+++ Records provided

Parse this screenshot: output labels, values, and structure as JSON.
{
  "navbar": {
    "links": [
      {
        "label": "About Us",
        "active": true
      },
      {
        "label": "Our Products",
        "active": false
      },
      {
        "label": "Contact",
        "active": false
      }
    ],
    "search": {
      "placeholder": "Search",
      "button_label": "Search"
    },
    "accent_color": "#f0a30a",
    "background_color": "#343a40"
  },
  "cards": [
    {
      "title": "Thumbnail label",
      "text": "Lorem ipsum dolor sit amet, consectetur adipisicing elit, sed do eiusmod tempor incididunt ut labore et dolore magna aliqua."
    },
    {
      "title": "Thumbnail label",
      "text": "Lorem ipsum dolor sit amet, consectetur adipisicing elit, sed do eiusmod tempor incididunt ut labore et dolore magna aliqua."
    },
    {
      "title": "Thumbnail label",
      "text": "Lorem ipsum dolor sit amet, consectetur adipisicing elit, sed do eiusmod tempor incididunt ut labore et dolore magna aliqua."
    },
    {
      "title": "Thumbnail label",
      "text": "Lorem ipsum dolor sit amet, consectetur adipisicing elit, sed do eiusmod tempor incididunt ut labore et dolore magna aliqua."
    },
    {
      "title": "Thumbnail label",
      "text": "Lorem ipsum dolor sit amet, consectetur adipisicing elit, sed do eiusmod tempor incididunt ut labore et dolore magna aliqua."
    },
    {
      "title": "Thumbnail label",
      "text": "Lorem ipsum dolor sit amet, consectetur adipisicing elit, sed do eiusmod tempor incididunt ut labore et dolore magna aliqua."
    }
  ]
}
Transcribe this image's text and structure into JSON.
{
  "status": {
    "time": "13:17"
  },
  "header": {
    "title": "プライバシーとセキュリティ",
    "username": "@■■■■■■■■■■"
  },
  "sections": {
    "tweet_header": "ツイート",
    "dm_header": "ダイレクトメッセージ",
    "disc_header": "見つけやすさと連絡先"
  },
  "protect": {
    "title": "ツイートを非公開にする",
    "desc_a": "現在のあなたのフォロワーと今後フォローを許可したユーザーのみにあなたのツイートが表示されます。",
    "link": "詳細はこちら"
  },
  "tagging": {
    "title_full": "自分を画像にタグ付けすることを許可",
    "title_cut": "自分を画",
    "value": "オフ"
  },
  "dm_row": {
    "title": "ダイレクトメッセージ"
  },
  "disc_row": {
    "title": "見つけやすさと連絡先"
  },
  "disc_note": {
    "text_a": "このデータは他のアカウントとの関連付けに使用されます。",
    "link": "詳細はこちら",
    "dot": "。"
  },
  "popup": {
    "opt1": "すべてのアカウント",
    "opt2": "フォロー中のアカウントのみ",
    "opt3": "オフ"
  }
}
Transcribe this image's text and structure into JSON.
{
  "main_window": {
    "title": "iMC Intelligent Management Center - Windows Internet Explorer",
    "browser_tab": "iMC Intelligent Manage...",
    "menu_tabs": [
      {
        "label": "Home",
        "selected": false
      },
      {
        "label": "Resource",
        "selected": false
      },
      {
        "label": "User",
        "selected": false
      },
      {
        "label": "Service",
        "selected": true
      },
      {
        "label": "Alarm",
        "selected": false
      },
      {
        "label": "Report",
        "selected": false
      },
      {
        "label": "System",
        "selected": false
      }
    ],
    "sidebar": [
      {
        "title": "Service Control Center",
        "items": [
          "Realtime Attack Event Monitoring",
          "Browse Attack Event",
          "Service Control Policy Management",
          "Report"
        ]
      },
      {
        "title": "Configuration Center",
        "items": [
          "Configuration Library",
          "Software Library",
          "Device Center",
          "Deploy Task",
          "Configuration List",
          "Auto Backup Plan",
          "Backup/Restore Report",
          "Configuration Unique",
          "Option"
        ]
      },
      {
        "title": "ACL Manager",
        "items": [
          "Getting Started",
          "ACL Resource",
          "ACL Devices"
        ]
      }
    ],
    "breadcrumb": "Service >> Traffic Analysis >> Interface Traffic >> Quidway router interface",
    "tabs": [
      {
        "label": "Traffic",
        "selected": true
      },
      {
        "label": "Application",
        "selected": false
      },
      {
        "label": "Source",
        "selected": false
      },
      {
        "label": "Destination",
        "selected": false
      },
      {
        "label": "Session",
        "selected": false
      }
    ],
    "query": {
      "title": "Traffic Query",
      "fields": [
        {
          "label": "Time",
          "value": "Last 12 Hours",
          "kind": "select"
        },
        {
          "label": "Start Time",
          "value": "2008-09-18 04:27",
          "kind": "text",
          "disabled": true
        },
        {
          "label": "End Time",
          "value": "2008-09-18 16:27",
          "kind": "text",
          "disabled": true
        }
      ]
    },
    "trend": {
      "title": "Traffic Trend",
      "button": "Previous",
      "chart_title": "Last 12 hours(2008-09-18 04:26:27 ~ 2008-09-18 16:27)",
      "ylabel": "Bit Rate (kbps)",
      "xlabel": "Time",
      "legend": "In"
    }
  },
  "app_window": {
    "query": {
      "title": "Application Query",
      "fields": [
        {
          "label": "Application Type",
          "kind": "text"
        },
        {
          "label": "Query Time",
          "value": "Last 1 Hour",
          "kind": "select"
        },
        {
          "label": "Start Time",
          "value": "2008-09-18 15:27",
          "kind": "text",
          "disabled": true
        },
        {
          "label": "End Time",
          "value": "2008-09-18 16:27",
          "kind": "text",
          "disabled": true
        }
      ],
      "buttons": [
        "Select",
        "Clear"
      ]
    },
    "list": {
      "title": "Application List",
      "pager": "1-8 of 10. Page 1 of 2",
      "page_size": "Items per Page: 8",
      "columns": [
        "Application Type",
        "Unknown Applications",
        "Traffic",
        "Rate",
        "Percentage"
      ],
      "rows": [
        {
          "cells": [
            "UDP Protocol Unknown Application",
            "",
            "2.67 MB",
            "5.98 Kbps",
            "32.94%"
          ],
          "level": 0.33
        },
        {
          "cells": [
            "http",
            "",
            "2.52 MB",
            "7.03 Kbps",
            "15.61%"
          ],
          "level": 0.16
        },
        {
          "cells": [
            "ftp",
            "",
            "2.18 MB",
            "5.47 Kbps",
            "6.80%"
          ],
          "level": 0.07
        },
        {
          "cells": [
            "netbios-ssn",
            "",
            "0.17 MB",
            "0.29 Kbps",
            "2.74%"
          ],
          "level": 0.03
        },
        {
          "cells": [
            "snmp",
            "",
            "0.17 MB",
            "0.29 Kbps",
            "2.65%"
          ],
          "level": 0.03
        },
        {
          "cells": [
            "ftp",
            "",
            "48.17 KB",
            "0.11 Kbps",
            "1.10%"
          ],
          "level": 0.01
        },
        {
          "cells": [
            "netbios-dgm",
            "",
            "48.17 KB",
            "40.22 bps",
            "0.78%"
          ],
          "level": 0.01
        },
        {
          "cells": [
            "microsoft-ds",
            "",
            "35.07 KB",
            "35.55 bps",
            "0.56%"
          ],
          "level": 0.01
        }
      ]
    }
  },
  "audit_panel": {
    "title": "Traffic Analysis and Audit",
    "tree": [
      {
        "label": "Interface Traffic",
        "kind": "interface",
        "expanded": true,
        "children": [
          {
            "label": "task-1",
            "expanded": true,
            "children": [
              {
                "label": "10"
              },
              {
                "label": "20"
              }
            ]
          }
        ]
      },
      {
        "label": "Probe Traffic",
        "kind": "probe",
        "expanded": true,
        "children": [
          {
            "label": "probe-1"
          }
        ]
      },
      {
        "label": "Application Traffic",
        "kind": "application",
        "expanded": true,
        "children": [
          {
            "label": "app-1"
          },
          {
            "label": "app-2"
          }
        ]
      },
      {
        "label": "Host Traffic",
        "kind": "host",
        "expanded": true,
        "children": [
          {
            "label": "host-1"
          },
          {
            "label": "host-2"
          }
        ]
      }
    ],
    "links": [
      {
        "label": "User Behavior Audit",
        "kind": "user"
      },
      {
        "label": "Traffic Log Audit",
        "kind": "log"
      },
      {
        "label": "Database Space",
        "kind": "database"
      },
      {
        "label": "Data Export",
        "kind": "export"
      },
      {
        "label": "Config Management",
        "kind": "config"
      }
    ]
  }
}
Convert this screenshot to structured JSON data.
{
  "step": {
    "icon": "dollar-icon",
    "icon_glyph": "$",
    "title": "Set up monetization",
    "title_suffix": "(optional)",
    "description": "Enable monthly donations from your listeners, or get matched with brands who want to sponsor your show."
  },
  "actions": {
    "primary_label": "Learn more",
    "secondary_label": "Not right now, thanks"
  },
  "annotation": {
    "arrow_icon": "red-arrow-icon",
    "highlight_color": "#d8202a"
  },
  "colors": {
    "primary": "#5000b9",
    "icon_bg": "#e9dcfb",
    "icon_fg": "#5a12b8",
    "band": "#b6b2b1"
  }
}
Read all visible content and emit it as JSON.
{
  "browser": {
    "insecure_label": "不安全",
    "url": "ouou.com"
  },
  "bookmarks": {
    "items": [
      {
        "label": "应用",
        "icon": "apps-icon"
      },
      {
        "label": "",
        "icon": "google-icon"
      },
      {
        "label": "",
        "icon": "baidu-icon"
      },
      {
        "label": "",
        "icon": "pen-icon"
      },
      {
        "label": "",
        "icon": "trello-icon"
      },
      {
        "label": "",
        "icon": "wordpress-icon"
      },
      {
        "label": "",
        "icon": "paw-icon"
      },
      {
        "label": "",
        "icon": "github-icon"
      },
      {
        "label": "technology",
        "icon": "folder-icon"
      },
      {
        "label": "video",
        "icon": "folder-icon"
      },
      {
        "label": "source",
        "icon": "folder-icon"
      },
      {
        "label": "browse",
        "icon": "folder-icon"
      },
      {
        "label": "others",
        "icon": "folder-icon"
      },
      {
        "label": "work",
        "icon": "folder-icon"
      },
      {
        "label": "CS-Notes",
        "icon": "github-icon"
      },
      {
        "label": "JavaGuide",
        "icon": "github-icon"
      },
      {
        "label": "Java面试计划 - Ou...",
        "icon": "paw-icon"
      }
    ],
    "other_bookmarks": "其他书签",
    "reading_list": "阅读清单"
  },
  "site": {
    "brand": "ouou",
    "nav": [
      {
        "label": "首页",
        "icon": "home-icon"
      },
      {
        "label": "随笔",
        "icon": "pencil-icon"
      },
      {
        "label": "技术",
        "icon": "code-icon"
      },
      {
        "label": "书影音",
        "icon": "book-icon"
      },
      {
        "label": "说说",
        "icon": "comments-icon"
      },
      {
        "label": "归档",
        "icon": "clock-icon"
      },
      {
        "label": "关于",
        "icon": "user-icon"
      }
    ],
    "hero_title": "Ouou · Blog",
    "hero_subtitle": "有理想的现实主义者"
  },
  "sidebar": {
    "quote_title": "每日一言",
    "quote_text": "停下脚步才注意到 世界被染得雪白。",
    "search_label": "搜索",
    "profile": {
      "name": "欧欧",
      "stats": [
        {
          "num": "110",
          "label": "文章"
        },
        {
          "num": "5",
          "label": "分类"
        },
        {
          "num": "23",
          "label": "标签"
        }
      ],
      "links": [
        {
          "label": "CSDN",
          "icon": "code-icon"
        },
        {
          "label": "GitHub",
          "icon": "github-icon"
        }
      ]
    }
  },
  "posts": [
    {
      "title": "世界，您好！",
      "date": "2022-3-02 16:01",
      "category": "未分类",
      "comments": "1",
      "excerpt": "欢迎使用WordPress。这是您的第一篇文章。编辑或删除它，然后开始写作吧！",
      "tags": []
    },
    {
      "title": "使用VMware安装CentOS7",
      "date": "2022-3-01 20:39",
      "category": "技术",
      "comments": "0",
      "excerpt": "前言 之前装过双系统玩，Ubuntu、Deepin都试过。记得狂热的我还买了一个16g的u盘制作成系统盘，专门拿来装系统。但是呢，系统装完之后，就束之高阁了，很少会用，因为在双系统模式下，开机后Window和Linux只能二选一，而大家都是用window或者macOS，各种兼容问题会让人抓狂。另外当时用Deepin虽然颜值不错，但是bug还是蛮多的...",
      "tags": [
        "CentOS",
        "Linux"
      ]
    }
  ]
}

++++++

Job ::
In the entries above, identify each line that includes the string "screenshot", then copy it.

Response ::
Parse this screenshot: output labels, values, and structure as JSON.
Convert this screenshot to structured JSON data.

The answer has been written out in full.